DIRECTION: Every line of the data that contains the string "name" must be copied.

[Items from a data source]
• • • • •

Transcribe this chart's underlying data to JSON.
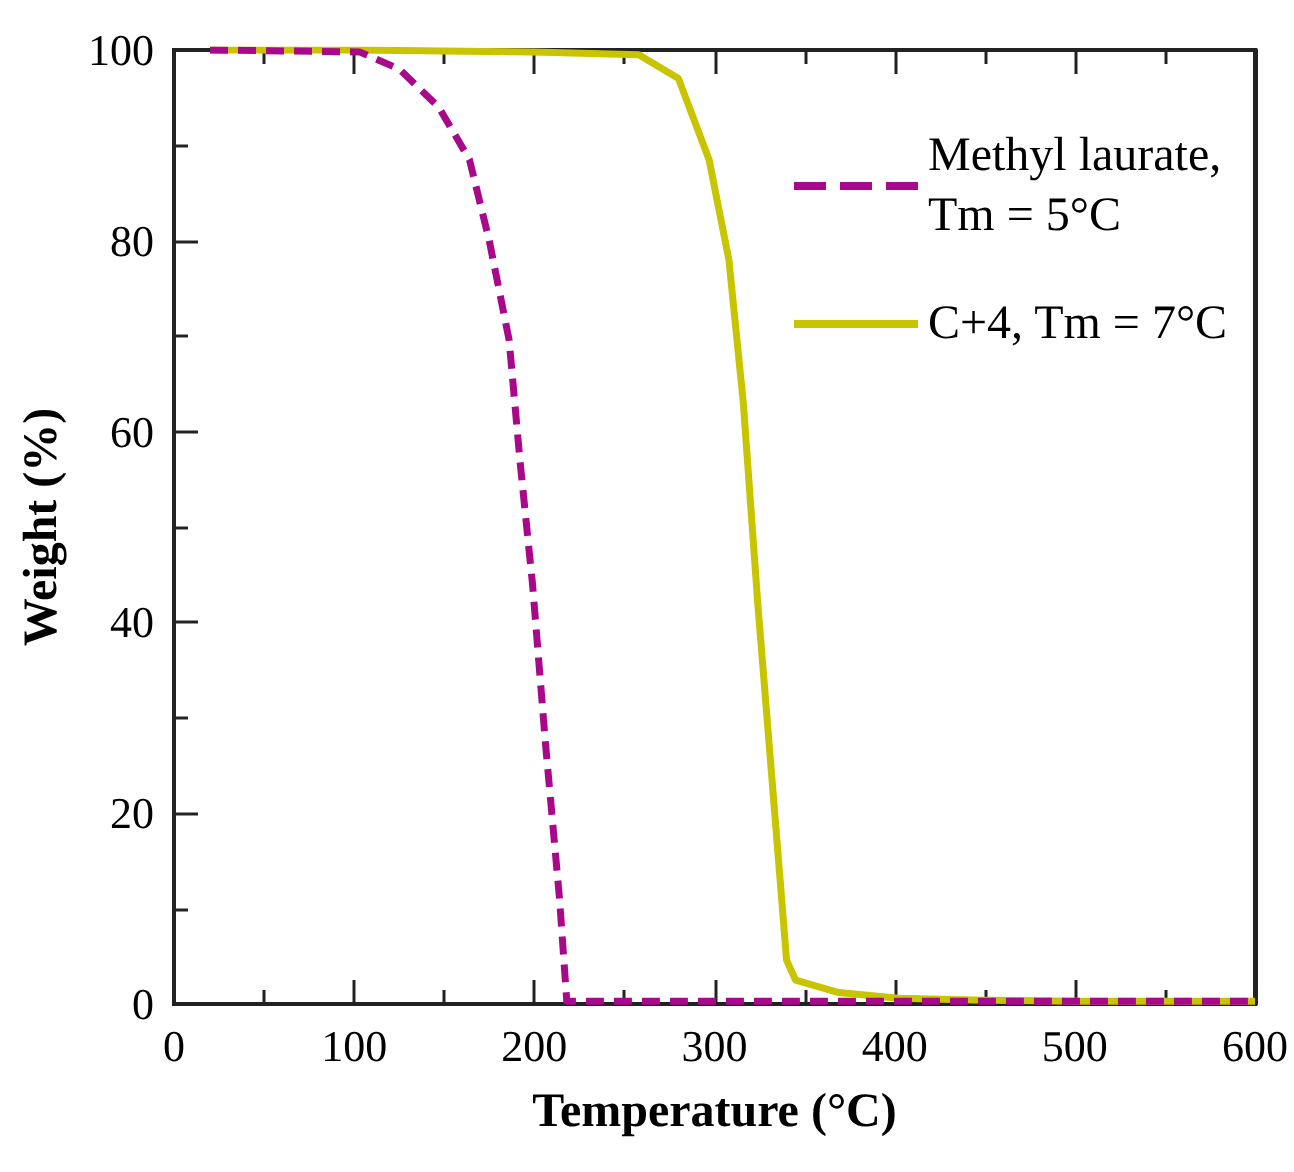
{
  "chart_data": {
    "type": "line",
    "xlabel": "Temperature (°C)",
    "ylabel": "Weight (%)",
    "xlim": [
      0,
      600
    ],
    "xticks": [
      0,
      100,
      200,
      300,
      400,
      500,
      600
    ],
    "ylim": [
      0,
      100
    ],
    "yticks": [
      0,
      20,
      40,
      60,
      80,
      100
    ],
    "grid": false,
    "legend": "top right",
    "marker": "none",
    "series": [
      {
        "name": "Methyl laurate,\nTm = 5°C",
        "color": "#a8088a",
        "line_style": "dashed",
        "x": [
          20,
          60,
          103,
          125,
          147,
          164,
          175,
          186,
          192,
          199,
          206,
          214,
          218,
          250,
          300,
          400,
          500,
          600
        ],
        "values": [
          100,
          99.9,
          99.8,
          98,
          94,
          88.5,
          80,
          69.6,
          57,
          44,
          27.7,
          11,
          0.3,
          0.3,
          0.3,
          0.3,
          0.3,
          0.3
        ]
      },
      {
        "name": "C+4, Tm = 7°C",
        "color": "#c8c400",
        "line_style": "solid",
        "x": [
          20,
          100,
          200,
          258,
          280,
          297,
          308,
          316,
          324,
          333,
          340,
          345,
          369,
          402,
          450,
          500,
          600
        ],
        "values": [
          100,
          100,
          99.8,
          99.5,
          97,
          88.5,
          78,
          63,
          42,
          21,
          4.6,
          2.5,
          1.2,
          0.6,
          0.4,
          0.3,
          0.3
        ]
      }
    ]
  }
}
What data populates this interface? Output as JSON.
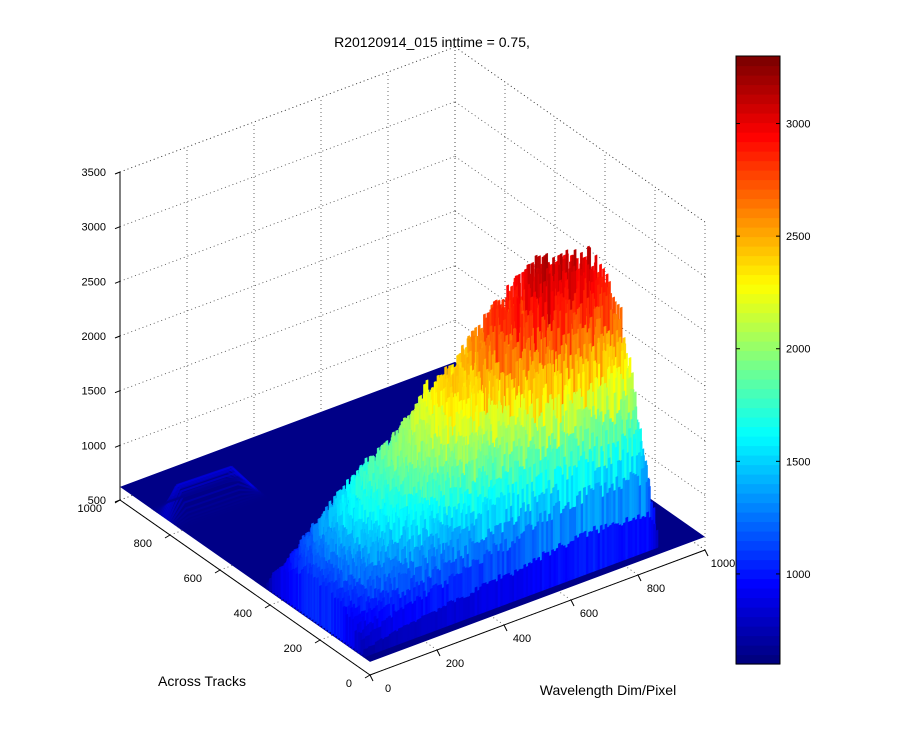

• • • • •

ANSWER:
        "name": "Methyl laurate,\nTm = 5°C",
        "name": "C+4, Tm = 7°C",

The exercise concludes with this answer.